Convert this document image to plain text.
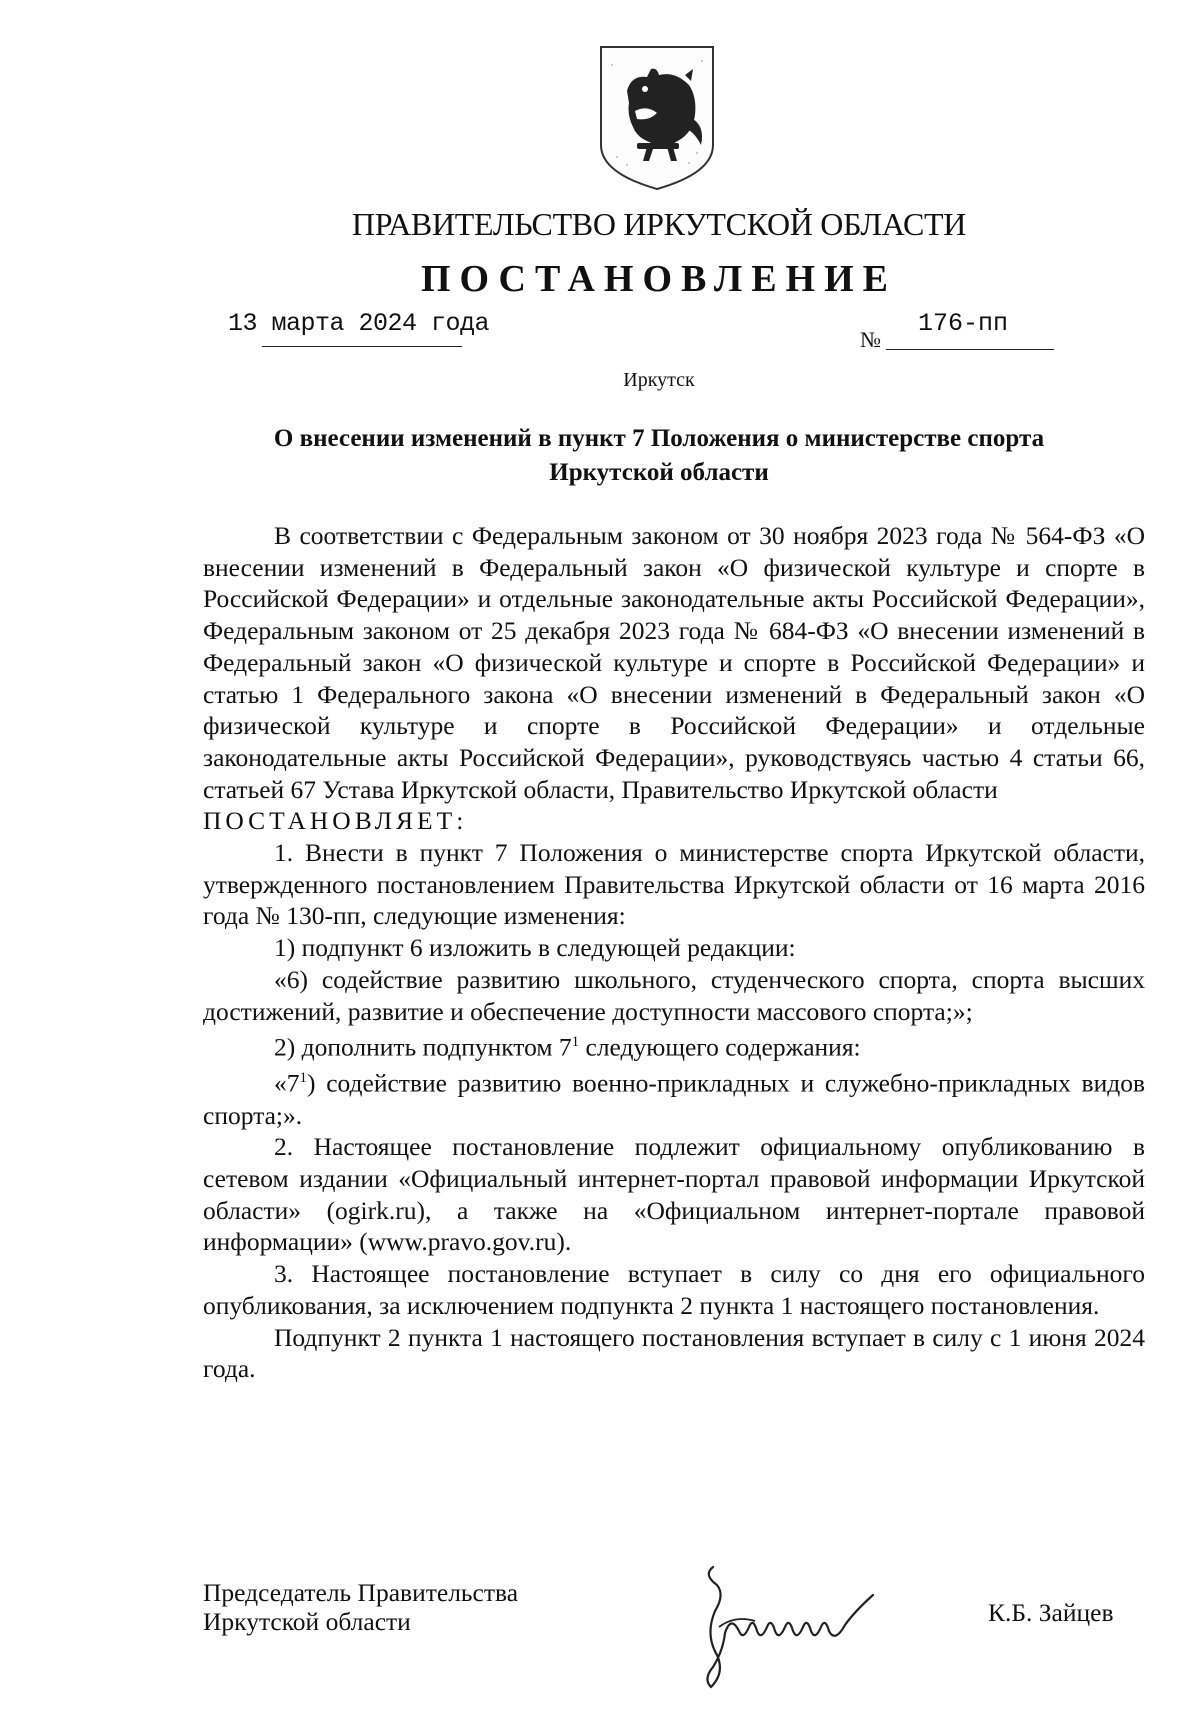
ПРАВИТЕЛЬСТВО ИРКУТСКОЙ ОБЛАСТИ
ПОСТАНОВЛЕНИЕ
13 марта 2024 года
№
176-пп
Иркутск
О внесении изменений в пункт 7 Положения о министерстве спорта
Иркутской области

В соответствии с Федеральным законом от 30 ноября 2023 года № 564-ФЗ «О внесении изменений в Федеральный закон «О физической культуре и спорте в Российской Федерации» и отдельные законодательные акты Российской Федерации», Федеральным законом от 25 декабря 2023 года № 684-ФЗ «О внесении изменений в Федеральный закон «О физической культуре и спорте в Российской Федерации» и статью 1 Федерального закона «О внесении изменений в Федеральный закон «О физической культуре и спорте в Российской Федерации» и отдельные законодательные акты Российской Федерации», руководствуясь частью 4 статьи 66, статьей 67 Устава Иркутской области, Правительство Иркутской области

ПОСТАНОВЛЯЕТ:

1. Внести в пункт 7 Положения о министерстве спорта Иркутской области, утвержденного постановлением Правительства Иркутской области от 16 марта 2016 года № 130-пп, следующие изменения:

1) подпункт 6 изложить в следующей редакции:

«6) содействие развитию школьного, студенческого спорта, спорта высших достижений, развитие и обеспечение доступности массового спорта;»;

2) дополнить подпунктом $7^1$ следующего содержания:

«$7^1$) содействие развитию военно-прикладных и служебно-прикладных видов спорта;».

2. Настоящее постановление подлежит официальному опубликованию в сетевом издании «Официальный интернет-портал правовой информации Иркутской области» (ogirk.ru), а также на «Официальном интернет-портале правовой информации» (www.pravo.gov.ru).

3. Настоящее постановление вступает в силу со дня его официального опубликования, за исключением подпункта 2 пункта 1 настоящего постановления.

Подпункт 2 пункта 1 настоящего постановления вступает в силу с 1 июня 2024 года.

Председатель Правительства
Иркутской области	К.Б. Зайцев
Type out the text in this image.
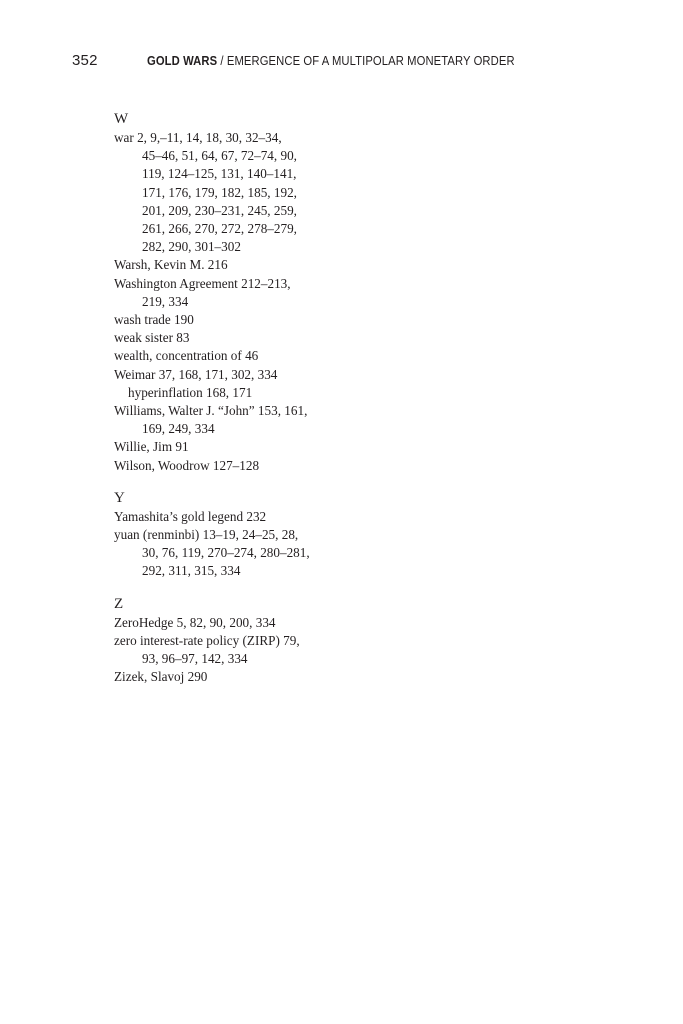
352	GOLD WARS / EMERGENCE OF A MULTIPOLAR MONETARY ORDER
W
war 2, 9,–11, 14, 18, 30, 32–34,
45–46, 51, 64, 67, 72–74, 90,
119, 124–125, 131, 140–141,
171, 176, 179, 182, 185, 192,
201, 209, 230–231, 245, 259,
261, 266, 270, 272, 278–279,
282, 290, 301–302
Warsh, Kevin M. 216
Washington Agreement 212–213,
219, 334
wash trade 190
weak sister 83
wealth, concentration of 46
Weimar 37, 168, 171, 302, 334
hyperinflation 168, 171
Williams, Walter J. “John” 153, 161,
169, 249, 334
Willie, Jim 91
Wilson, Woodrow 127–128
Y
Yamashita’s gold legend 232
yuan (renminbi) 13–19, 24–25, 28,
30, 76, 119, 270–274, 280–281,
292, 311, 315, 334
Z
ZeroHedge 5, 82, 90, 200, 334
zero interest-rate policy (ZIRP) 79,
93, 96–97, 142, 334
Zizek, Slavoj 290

——

## YOUR TASK
Collect every line from the records above that contains the word "силу".

## EXPECTED ANSWER
3. Настоящее постановление вступает в силу со дня его официального опубликования, за исключением подпункта 2 пункта 1 настоящего постановления.
Подпункт 2 пункта 1 настоящего постановления вступает в силу с 1 июня 2024 года.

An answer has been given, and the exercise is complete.